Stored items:
>>>>

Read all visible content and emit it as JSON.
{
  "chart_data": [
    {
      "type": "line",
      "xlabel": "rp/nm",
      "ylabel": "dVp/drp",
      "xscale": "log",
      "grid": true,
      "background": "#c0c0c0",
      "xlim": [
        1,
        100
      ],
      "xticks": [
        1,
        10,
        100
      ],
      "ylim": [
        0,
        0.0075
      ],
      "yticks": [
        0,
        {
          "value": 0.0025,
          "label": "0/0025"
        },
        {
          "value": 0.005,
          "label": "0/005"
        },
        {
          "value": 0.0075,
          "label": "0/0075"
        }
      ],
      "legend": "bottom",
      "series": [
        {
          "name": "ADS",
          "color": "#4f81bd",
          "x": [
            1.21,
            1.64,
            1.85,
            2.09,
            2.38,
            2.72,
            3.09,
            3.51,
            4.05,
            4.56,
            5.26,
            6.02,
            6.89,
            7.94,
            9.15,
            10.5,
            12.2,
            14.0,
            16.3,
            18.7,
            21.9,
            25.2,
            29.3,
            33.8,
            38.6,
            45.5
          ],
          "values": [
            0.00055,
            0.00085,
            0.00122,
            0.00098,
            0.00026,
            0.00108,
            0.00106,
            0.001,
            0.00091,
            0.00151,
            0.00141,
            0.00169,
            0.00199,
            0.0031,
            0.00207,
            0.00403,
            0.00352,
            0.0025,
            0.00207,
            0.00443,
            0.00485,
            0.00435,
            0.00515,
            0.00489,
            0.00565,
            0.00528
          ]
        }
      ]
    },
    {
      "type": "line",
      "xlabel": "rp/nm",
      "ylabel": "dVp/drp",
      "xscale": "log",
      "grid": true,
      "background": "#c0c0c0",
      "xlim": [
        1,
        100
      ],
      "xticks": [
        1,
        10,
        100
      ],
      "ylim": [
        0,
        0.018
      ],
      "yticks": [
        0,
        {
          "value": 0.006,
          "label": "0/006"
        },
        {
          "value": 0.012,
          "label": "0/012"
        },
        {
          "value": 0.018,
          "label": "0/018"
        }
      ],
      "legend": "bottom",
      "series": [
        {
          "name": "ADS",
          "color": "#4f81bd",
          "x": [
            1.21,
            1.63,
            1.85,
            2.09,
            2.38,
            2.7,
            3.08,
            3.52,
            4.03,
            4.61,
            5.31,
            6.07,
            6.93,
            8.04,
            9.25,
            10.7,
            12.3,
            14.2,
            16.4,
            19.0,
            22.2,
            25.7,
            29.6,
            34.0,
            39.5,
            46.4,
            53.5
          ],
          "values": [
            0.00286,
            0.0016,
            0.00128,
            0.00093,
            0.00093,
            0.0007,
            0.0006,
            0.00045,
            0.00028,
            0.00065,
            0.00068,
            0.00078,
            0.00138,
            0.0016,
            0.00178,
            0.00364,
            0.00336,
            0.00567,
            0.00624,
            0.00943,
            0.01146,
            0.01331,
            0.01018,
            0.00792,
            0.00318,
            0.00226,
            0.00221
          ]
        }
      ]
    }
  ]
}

<<<<

Reproduce the listing in full. Keep it exactly as written.

Read all visible content and emit it as JSON.
{
  "chart_data": [
    {
      "type": "line",
      "xlabel": "rp/nm",
      "ylabel": "dVp/drp",
      "xscale": "log",
      "grid": true,
      "background": "#c0c0c0",
      "xlim": [
        1,
        100
      ],
      "xticks": [
        1,
        10,
        100
      ],
      "ylim": [
        0,
        0.0075
      ],
      "yticks": [
        0,
        {
          "value": 0.0025,
          "label": "0/0025"
        },
        {
          "value": 0.005,
          "label": "0/005"
        },
        {
          "value": 0.0075,
          "label": "0/0075"
        }
      ],
      "legend": "bottom",
      "series": [
        {
          "name": "ADS",
          "color": "#4f81bd",
          "x": [
            1.21,
            1.64,
            1.85,
            2.09,
            2.38,
            2.72,
            3.09,
            3.51,
            4.05,
            4.56,
            5.26,
            6.02,
            6.89,
            7.94,
            9.15,
            10.5,
            12.2,
            14.0,
            16.3,
            18.7,
            21.9,
            25.2,
            29.3,
            33.8,
            38.6,
            45.5
          ],
          "values": [
            0.00055,
            0.00085,
            0.00122,
            0.00098,
            0.00026,
            0.00108,
            0.00106,
            0.001,
            0.00091,
            0.00151,
            0.00141,
            0.00169,
            0.00199,
            0.0031,
            0.00207,
            0.00403,
            0.00352,
            0.0025,
            0.00207,
            0.00443,
            0.00485,
            0.00435,
            0.00515,
            0.00489,
            0.00565,
            0.00528
          ]
        }
      ]
    },
    {
      "type": "line",
      "xlabel": "rp/nm",
      "ylabel": "dVp/drp",
      "xscale": "log",
      "grid": true,
      "background": "#c0c0c0",
      "xlim": [
        1,
        100
      ],
      "xticks": [
        1,
        10,
        100
      ],
      "ylim": [
        0,
        0.018
      ],
      "yticks": [
        0,
        {
          "value": 0.006,
          "label": "0/006"
        },
        {
          "value": 0.012,
          "label": "0/012"
        },
        {
          "value": 0.018,
          "label": "0/018"
        }
      ],
      "legend": "bottom",
      "series": [
        {
          "name": "ADS",
          "color": "#4f81bd",
          "x": [
            1.21,
            1.63,
            1.85,
            2.09,
            2.38,
            2.7,
            3.08,
            3.52,
            4.03,
            4.61,
            5.31,
            6.07,
            6.93,
            8.04,
            9.25,
            10.7,
            12.3,
            14.2,
            16.4,
            19.0,
            22.2,
            25.7,
            29.6,
            34.0,
            39.5,
            46.4,
            53.5
          ],
          "values": [
            0.00286,
            0.0016,
            0.00128,
            0.00093,
            0.00093,
            0.0007,
            0.0006,
            0.00045,
            0.00028,
            0.00065,
            0.00068,
            0.00078,
            0.00138,
            0.0016,
            0.00178,
            0.00364,
            0.00336,
            0.00567,
            0.00624,
            0.00943,
            0.01146,
            0.01331,
            0.01018,
            0.00792,
            0.00318,
            0.00226,
            0.00221
          ]
        }
      ]
    }
  ]
}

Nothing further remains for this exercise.